TASK INSTRUCTIONS » Set the listing down unchanged, minus every embedded image.
+ + +
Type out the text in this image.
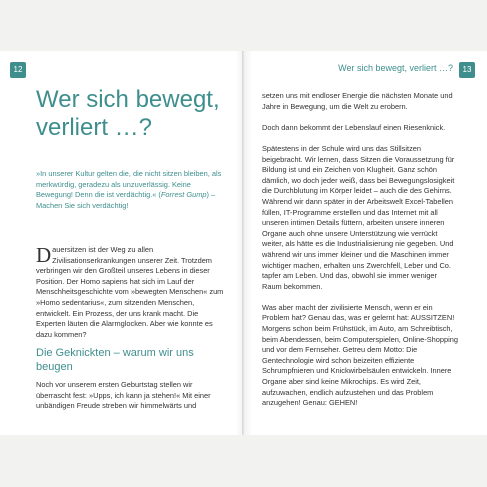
12
Wer sich bewegt,
verliert …?

»In unserer Kultur gelten die, die nicht sitzen bleiben, als merkwürdig, geradezu als unzuverlässig. Keine Bewegung! Denn die ist verdächtig.« (Forrest Gump) – Machen Sie sich verdächtig!

Dauersitzen ist der Weg zu allen Zivilisationserkrankungen unserer Zeit. Trotzdem verbringen wir den Großteil unseres Lebens in dieser Position. Der Homo sapiens hat sich im Lauf der Menschheitsgeschichte vom »bewegten Menschen« zum »Homo sedentarius«, zum sitzenden Menschen, entwickelt. Ein Prozess, der uns krank macht. Die Experten läuten die Alarmglocken. Aber wie konnte es dazu kommen?

Die Geknickten – warum wir uns beugen

Noch vor unserem ersten Geburtstag stellen wir überrascht fest: »Upps, ich kann ja stehen!« Mit einer unbändigen Freude streben wir himmelwärts und

Wer sich bewegt, verliert …?	13

setzen uns mit endloser Energie die nächsten Monate und Jahre in Bewegung, um die Welt zu erobern.

Doch dann bekommt der Lebenslauf einen Riesenknick.

Spätestens in der Schule wird uns das Stillsitzen beigebracht. Wir lernen, dass Sitzen die Voraussetzung für Bildung ist und ein Zeichen von Klugheit. Ganz schön dämlich, wo doch jeder weiß, dass bei Bewegungslosigkeit die Durchblutung im Körper leidet – auch die des Gehirns. Während wir dann später in der Arbeitswelt Excel-Tabellen füllen, IT-Programme erstellen und das Internet mit all unseren intimen Details füttern, arbeiten unsere inneren Organe auch ohne unsere Unterstützung wie verrückt weiter, als hätte es die Industrialisierung nie gegeben. Und während wir uns immer kleiner und die Maschinen immer wichtiger machen, erhalten uns Zwerchfell, Leber und Co. tapfer am Leben. Und das, obwohl sie immer weniger Raum bekommen.

Was aber macht der zivilisierte Mensch, wenn er ein Problem hat? Genau das, was er gelernt hat: AUSSITZEN! Morgens schon beim Frühstück, im Auto, am Schreibtisch, beim Abendessen, beim Computerspielen, Online-Shopping und vor dem Fernseher. Getreu dem Motto: Die Gentechnologie wird schon beizeiten effiziente Schrumpfnieren und Knickwirbelsäulen entwickeln. Innere Organe aber sind keine Mikrochips. Es wird Zeit, aufzuwachen, endlich aufzustehen und das Problem anzugehen! Genau: GEHEN!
+ + +
SOLUTION »
Type out the text in this image.
12
Wer sich bewegt,
verliert …?

»In unserer Kultur gelten die, die nicht sitzen bleiben, als merkwürdig, geradezu als unzuverlässig. Keine Bewegung! Denn die ist verdächtig.« (Forrest Gump) – Machen Sie sich verdächtig!

Dauersitzen ist der Weg zu allen Zivilisationserkrankungen unserer Zeit. Trotzdem verbringen wir den Großteil unseres Lebens in dieser Position. Der Homo sapiens hat sich im Lauf der Menschheitsgeschichte vom »bewegten Menschen« zum »Homo sedentarius«, zum sitzenden Menschen, entwickelt. Ein Prozess, der uns krank macht. Die Experten läuten die Alarmglocken. Aber wie konnte es dazu kommen?

Die Geknickten – warum wir uns beugen

Noch vor unserem ersten Geburtstag stellen wir überrascht fest: »Upps, ich kann ja stehen!« Mit einer unbändigen Freude streben wir himmelwärts und

Wer sich bewegt, verliert …?	13

setzen uns mit endloser Energie die nächsten Monate und Jahre in Bewegung, um die Welt zu erobern.

Doch dann bekommt der Lebenslauf einen Riesenknick.

Spätestens in der Schule wird uns das Stillsitzen beigebracht. Wir lernen, dass Sitzen die Voraussetzung für Bildung ist und ein Zeichen von Klugheit. Ganz schön dämlich, wo doch jeder weiß, dass bei Bewegungslosigkeit die Durchblutung im Körper leidet – auch die des Gehirns. Während wir dann später in der Arbeitswelt Excel-Tabellen füllen, IT-Programme erstellen und das Internet mit all unseren intimen Details füttern, arbeiten unsere inneren Organe auch ohne unsere Unterstützung wie verrückt weiter, als hätte es die Industrialisierung nie gegeben. Und während wir uns immer kleiner und die Maschinen immer wichtiger machen, erhalten uns Zwerchfell, Leber und Co. tapfer am Leben. Und das, obwohl sie immer weniger Raum bekommen.

Was aber macht der zivilisierte Mensch, wenn er ein Problem hat? Genau das, was er gelernt hat: AUSSITZEN! Morgens schon beim Frühstück, im Auto, am Schreibtisch, beim Abendessen, beim Computerspielen, Online-Shopping und vor dem Fernseher. Getreu dem Motto: Die Gentechnologie wird schon beizeiten effiziente Schrumpfnieren und Knickwirbelsäulen entwickeln. Innere Organe aber sind keine Mikrochips. Es wird Zeit, aufzuwachen, endlich aufzustehen und das Problem anzugehen! Genau: GEHEN!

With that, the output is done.